**REQUIREMENT**
Reproduce all records verbatim.

-------- MATERIAL FOR THIS EXERCISE --------

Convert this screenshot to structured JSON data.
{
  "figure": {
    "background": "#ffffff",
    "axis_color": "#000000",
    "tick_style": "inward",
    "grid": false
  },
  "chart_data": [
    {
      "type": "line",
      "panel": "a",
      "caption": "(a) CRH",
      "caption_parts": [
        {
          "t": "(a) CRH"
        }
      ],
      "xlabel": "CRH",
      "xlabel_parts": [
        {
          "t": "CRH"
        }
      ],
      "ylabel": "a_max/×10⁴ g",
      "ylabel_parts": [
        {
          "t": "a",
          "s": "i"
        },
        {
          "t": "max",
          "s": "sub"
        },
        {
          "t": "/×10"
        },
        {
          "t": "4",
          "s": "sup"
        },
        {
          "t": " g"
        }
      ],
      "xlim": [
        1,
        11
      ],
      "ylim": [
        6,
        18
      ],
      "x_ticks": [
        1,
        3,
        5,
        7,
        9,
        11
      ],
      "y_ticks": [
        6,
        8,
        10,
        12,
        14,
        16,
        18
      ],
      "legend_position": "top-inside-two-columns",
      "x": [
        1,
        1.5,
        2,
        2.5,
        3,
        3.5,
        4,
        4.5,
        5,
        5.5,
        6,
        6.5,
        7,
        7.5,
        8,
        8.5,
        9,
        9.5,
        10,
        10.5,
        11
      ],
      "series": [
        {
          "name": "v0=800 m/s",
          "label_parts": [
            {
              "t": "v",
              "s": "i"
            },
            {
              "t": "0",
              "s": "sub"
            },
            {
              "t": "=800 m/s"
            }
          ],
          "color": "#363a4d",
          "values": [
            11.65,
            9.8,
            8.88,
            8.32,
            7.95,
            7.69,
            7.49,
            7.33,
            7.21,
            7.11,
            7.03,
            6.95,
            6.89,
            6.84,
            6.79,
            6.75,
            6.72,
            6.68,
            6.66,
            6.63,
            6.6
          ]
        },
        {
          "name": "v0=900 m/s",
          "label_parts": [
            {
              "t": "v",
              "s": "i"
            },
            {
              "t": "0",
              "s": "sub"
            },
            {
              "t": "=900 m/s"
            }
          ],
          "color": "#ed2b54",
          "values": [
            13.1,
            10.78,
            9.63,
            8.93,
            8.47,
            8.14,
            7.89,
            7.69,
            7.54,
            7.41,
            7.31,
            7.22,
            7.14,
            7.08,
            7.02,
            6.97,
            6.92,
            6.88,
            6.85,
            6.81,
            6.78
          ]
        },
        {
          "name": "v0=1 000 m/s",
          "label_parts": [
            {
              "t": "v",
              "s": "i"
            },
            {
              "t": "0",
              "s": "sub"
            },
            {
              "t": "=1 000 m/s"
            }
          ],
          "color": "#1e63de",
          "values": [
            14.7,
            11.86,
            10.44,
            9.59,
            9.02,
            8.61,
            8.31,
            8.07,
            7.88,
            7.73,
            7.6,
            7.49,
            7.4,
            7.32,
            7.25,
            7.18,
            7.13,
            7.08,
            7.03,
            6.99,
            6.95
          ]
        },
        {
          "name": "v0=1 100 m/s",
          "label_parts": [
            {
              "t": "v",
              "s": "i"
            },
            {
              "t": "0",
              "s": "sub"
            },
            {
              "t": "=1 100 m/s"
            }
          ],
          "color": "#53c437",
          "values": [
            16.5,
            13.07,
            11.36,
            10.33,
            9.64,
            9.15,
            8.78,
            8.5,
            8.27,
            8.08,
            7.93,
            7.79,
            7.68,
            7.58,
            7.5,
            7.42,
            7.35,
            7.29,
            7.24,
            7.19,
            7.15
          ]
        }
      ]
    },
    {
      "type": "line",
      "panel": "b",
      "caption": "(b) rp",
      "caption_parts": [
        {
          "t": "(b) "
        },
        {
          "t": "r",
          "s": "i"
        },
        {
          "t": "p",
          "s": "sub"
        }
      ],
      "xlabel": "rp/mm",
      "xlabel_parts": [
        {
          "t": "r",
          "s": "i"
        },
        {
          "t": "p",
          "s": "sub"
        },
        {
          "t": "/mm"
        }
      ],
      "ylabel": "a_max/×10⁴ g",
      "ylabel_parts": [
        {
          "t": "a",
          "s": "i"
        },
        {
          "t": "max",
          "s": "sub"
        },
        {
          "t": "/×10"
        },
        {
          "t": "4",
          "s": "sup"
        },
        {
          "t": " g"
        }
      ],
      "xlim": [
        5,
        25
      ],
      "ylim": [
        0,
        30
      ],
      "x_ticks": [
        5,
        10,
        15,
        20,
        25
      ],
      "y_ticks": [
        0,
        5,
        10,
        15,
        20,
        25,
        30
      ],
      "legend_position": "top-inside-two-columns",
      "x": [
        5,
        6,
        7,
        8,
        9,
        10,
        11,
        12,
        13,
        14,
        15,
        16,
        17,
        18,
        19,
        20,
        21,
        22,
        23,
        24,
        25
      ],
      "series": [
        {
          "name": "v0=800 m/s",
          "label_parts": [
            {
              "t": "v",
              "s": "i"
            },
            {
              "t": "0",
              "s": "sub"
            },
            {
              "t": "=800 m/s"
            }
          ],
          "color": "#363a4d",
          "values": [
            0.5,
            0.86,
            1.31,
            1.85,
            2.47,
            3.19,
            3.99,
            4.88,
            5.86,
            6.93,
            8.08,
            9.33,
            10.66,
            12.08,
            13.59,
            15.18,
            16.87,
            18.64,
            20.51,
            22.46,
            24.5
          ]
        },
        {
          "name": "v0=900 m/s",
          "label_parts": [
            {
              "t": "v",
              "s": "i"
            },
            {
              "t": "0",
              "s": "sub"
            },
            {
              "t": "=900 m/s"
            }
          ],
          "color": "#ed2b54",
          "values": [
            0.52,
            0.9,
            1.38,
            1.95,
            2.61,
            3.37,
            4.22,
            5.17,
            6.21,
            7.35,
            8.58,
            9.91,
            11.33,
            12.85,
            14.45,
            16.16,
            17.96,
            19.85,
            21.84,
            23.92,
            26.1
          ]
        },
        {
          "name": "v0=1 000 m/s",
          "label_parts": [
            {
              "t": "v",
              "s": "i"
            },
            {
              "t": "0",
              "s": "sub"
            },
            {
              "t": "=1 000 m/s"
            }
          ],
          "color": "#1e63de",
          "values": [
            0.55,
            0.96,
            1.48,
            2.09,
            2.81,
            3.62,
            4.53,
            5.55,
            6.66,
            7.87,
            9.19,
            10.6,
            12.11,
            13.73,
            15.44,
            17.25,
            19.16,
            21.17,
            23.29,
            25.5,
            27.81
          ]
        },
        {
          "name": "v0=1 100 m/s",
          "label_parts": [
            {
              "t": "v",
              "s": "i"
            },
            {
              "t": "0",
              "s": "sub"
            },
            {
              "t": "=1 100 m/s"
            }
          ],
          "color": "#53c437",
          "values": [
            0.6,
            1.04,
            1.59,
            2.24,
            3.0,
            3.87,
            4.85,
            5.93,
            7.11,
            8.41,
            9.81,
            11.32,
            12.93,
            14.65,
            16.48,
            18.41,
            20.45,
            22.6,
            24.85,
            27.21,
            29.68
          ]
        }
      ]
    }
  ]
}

--------

**EXPECTED OUTPUT**
Convert this screenshot to structured JSON data.
{
  "figure": {
    "background": "#ffffff",
    "axis_color": "#000000",
    "tick_style": "inward",
    "grid": false
  },
  "chart_data": [
    {
      "type": "line",
      "panel": "a",
      "caption": "(a) CRH",
      "caption_parts": [
        {
          "t": "(a) CRH"
        }
      ],
      "xlabel": "CRH",
      "xlabel_parts": [
        {
          "t": "CRH"
        }
      ],
      "ylabel": "a_max/×10⁴ g",
      "ylabel_parts": [
        {
          "t": "a",
          "s": "i"
        },
        {
          "t": "max",
          "s": "sub"
        },
        {
          "t": "/×10"
        },
        {
          "t": "4",
          "s": "sup"
        },
        {
          "t": " g"
        }
      ],
      "xlim": [
        1,
        11
      ],
      "ylim": [
        6,
        18
      ],
      "x_ticks": [
        1,
        3,
        5,
        7,
        9,
        11
      ],
      "y_ticks": [
        6,
        8,
        10,
        12,
        14,
        16,
        18
      ],
      "legend_position": "top-inside-two-columns",
      "x": [
        1,
        1.5,
        2,
        2.5,
        3,
        3.5,
        4,
        4.5,
        5,
        5.5,
        6,
        6.5,
        7,
        7.5,
        8,
        8.5,
        9,
        9.5,
        10,
        10.5,
        11
      ],
      "series": [
        {
          "name": "v0=800 m/s",
          "label_parts": [
            {
              "t": "v",
              "s": "i"
            },
            {
              "t": "0",
              "s": "sub"
            },
            {
              "t": "=800 m/s"
            }
          ],
          "color": "#363a4d",
          "values": [
            11.65,
            9.8,
            8.88,
            8.32,
            7.95,
            7.69,
            7.49,
            7.33,
            7.21,
            7.11,
            7.03,
            6.95,
            6.89,
            6.84,
            6.79,
            6.75,
            6.72,
            6.68,
            6.66,
            6.63,
            6.6
          ]
        },
        {
          "name": "v0=900 m/s",
          "label_parts": [
            {
              "t": "v",
              "s": "i"
            },
            {
              "t": "0",
              "s": "sub"
            },
            {
              "t": "=900 m/s"
            }
          ],
          "color": "#ed2b54",
          "values": [
            13.1,
            10.78,
            9.63,
            8.93,
            8.47,
            8.14,
            7.89,
            7.69,
            7.54,
            7.41,
            7.31,
            7.22,
            7.14,
            7.08,
            7.02,
            6.97,
            6.92,
            6.88,
            6.85,
            6.81,
            6.78
          ]
        },
        {
          "name": "v0=1 000 m/s",
          "label_parts": [
            {
              "t": "v",
              "s": "i"
            },
            {
              "t": "0",
              "s": "sub"
            },
            {
              "t": "=1 000 m/s"
            }
          ],
          "color": "#1e63de",
          "values": [
            14.7,
            11.86,
            10.44,
            9.59,
            9.02,
            8.61,
            8.31,
            8.07,
            7.88,
            7.73,
            7.6,
            7.49,
            7.4,
            7.32,
            7.25,
            7.18,
            7.13,
            7.08,
            7.03,
            6.99,
            6.95
          ]
        },
        {
          "name": "v0=1 100 m/s",
          "label_parts": [
            {
              "t": "v",
              "s": "i"
            },
            {
              "t": "0",
              "s": "sub"
            },
            {
              "t": "=1 100 m/s"
            }
          ],
          "color": "#53c437",
          "values": [
            16.5,
            13.07,
            11.36,
            10.33,
            9.64,
            9.15,
            8.78,
            8.5,
            8.27,
            8.08,
            7.93,
            7.79,
            7.68,
            7.58,
            7.5,
            7.42,
            7.35,
            7.29,
            7.24,
            7.19,
            7.15
          ]
        }
      ]
    },
    {
      "type": "line",
      "panel": "b",
      "caption": "(b) rp",
      "caption_parts": [
        {
          "t": "(b) "
        },
        {
          "t": "r",
          "s": "i"
        },
        {
          "t": "p",
          "s": "sub"
        }
      ],
      "xlabel": "rp/mm",
      "xlabel_parts": [
        {
          "t": "r",
          "s": "i"
        },
        {
          "t": "p",
          "s": "sub"
        },
        {
          "t": "/mm"
        }
      ],
      "ylabel": "a_max/×10⁴ g",
      "ylabel_parts": [
        {
          "t": "a",
          "s": "i"
        },
        {
          "t": "max",
          "s": "sub"
        },
        {
          "t": "/×10"
        },
        {
          "t": "4",
          "s": "sup"
        },
        {
          "t": " g"
        }
      ],
      "xlim": [
        5,
        25
      ],
      "ylim": [
        0,
        30
      ],
      "x_ticks": [
        5,
        10,
        15,
        20,
        25
      ],
      "y_ticks": [
        0,
        5,
        10,
        15,
        20,
        25,
        30
      ],
      "legend_position": "top-inside-two-columns",
      "x": [
        5,
        6,
        7,
        8,
        9,
        10,
        11,
        12,
        13,
        14,
        15,
        16,
        17,
        18,
        19,
        20,
        21,
        22,
        23,
        24,
        25
      ],
      "series": [
        {
          "name": "v0=800 m/s",
          "label_parts": [
            {
              "t": "v",
              "s": "i"
            },
            {
              "t": "0",
              "s": "sub"
            },
            {
              "t": "=800 m/s"
            }
          ],
          "color": "#363a4d",
          "values": [
            0.5,
            0.86,
            1.31,
            1.85,
            2.47,
            3.19,
            3.99,
            4.88,
            5.86,
            6.93,
            8.08,
            9.33,
            10.66,
            12.08,
            13.59,
            15.18,
            16.87,
            18.64,
            20.51,
            22.46,
            24.5
          ]
        },
        {
          "name": "v0=900 m/s",
          "label_parts": [
            {
              "t": "v",
              "s": "i"
            },
            {
              "t": "0",
              "s": "sub"
            },
            {
              "t": "=900 m/s"
            }
          ],
          "color": "#ed2b54",
          "values": [
            0.52,
            0.9,
            1.38,
            1.95,
            2.61,
            3.37,
            4.22,
            5.17,
            6.21,
            7.35,
            8.58,
            9.91,
            11.33,
            12.85,
            14.45,
            16.16,
            17.96,
            19.85,
            21.84,
            23.92,
            26.1
          ]
        },
        {
          "name": "v0=1 000 m/s",
          "label_parts": [
            {
              "t": "v",
              "s": "i"
            },
            {
              "t": "0",
              "s": "sub"
            },
            {
              "t": "=1 000 m/s"
            }
          ],
          "color": "#1e63de",
          "values": [
            0.55,
            0.96,
            1.48,
            2.09,
            2.81,
            3.62,
            4.53,
            5.55,
            6.66,
            7.87,
            9.19,
            10.6,
            12.11,
            13.73,
            15.44,
            17.25,
            19.16,
            21.17,
            23.29,
            25.5,
            27.81
          ]
        },
        {
          "name": "v0=1 100 m/s",
          "label_parts": [
            {
              "t": "v",
              "s": "i"
            },
            {
              "t": "0",
              "s": "sub"
            },
            {
              "t": "=1 100 m/s"
            }
          ],
          "color": "#53c437",
          "values": [
            0.6,
            1.04,
            1.59,
            2.24,
            3.0,
            3.87,
            4.85,
            5.93,
            7.11,
            8.41,
            9.81,
            11.32,
            12.93,
            14.65,
            16.48,
            18.41,
            20.45,
            22.6,
            24.85,
            27.21,
            29.68
          ]
        }
      ]
    }
  ]
}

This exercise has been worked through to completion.